DIRECTION :: Please read the Strange Majik write-up below and decide whether each statement agrees with it: (a) the song "Whistleblower" deals with the surveillance state; (b) Channel T strays into experimental territory by contemporary standards; (c) Channel T relies on indie gimmicks. Answer each with yes or no, followed by the deciding words of the write-up in quotation marks.

Strange Majik

Strange Majik recall classic rock with perfect hindsight on "20/20"

David Pattillo is something of a blues rock cult hero in New York City, but you could likely tell that from looking at him. Replete with hair well-below the shoulders and a flare for late 60s / early 70s fashion, his music under the moniker Strange Majik conjures up classic influences, which when channeled through a contemporary filter, become something else entirely that's wholly (and delightfully) weird. His latest offering 20/20 excels in this mishmash of past and present sounds, a psych-y, funky odyssey that reads like an alternate history Summer of Love wherein the public found out every batshit conspiracy theory of the time turned out to be true (as opposed to being declassified years later). And while Pattillo’s craft is in a five decade long tradition, his songwriting is very much of-the-times, which makes for an engaging cognitive dissonance — hearing Strange Majik groove under lyrics describing the breakbeat pace of modern living (“World On Fire”) and the surveillance state (“Whistleblower”) feels inherently anachronistic, a prediction of things yet to come hidden in dusty forgotten vinyl. Moreover, this combination of a modern worldview, a carefully curated mix of genera, and Pattillo's strange bent succeeds in making a rock and roll record that feels truly contemporary, a task that's no small feat these days. Play it loud, below. —Connor Beckett McInerney, photo by Ky DiGregorio 

   

Strange Majik’s music is vibrant, acidic rock and roll, plays Coney Island Baby 2.20

New York’s Strange Majik had no intention of reinventing the wheel on last year’s Channel T, an acidic tour de force of vintage rock and roll. The record has its fair share of winks and nods to the titans of yesteryear, primarily Jagger and Hendrix, never straying into territory we’d define as “experimental” by contemporary standards. That being said, Strange Majik’s intentional decision to hone their guitar chops and produce something very AM radio appropriate is part of the reason Channel T is the kickass album it is. There are no bells and whistles, no indie gimmicks that have become increasingly common as a means of cutting through the noise; it’s just impeccable, classic musicianship from start to finish.

GIVEN DATA ::
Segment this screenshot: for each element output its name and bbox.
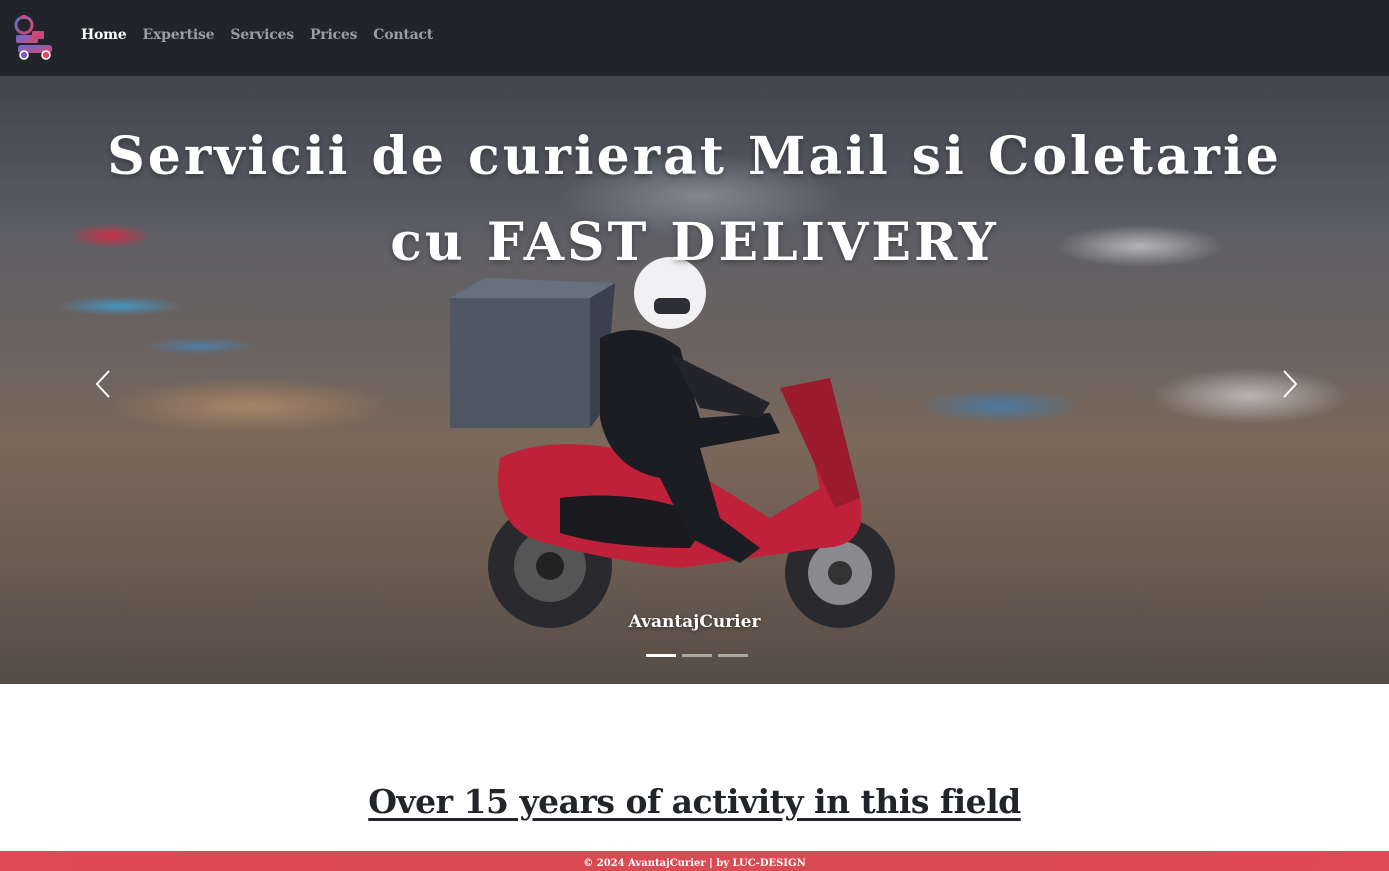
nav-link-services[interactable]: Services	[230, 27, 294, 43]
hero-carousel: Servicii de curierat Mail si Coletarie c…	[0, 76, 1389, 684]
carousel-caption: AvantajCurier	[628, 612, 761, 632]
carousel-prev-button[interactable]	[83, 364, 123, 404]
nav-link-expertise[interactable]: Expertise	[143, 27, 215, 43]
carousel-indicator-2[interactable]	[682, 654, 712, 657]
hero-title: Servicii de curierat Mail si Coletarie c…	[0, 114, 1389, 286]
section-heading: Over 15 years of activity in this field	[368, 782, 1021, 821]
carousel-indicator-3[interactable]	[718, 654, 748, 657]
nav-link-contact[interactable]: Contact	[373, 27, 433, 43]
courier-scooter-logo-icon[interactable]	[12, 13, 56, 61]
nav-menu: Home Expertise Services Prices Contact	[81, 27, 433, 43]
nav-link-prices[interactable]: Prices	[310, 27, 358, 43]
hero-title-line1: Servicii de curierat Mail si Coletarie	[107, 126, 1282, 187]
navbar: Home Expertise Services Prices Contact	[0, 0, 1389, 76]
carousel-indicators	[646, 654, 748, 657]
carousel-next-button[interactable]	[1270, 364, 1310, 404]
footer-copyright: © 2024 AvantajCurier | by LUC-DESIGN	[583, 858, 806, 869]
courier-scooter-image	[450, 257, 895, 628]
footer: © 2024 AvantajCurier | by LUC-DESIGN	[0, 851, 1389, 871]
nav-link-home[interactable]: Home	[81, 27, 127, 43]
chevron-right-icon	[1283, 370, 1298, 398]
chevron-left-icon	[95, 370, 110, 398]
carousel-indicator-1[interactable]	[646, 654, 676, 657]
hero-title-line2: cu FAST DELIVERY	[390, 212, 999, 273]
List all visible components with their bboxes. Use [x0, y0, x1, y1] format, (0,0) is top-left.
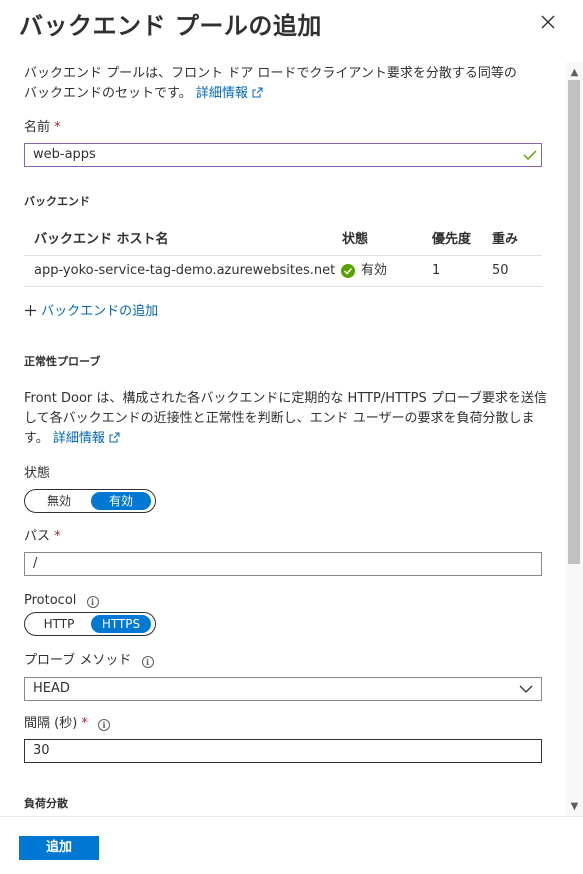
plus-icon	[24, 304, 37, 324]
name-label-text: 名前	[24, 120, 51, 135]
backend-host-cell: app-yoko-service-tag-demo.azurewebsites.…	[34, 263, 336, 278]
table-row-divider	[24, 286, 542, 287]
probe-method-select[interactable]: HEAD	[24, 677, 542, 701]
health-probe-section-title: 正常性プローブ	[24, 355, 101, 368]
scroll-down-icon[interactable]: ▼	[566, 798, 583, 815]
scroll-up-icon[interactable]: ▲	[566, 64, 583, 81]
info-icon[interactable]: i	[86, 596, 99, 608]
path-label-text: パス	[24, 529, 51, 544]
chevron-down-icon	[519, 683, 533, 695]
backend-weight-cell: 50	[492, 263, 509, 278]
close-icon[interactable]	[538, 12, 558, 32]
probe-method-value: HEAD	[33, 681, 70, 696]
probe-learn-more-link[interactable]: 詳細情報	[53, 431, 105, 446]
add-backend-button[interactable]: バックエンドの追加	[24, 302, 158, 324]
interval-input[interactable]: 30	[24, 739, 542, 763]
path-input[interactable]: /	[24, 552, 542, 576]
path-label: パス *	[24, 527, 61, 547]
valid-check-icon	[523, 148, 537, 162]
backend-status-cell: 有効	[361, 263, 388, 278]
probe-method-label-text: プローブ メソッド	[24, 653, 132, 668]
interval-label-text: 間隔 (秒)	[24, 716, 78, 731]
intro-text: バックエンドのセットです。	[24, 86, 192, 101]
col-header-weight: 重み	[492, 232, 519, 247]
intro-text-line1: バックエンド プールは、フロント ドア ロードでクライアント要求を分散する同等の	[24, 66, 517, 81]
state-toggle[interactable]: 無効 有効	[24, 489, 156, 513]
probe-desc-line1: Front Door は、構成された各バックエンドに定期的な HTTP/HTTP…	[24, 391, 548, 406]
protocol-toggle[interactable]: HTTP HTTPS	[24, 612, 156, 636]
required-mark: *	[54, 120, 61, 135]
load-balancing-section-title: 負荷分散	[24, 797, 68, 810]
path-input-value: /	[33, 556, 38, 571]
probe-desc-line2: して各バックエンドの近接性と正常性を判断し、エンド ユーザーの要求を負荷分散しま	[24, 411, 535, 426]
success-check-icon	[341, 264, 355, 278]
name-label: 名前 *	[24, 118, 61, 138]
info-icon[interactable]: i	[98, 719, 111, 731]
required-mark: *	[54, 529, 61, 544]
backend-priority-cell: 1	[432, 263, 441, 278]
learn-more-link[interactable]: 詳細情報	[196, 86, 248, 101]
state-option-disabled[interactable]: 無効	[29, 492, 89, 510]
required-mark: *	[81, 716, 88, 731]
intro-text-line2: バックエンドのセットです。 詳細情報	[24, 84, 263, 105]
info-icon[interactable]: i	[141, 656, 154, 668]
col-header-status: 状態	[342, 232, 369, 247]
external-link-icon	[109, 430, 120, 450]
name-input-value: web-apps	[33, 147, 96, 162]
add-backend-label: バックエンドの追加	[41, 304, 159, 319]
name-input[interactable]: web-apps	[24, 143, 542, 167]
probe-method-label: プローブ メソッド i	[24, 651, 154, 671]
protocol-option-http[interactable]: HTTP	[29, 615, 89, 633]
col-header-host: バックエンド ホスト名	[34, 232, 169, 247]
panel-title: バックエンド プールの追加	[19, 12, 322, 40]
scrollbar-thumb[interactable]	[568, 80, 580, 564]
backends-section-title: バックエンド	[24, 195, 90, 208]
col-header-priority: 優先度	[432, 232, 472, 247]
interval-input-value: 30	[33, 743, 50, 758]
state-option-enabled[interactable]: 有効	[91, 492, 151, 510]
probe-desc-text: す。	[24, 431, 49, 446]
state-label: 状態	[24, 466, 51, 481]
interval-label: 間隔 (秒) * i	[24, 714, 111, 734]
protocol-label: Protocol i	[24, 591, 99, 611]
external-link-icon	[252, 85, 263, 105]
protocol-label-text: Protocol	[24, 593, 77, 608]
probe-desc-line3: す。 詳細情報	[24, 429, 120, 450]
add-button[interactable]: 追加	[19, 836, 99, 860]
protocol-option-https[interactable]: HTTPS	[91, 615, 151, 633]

SOLVED EXERCISE ::
(a) Yes: "the surveillance state (“Whistleblower”)"
(b) No: "never straying into territory we’d define as “experimental” by contemporary standards"
(c) No: "There are no bells and whistles, no indie gimmicks that have become increasingly common as a means of cutting through the noise"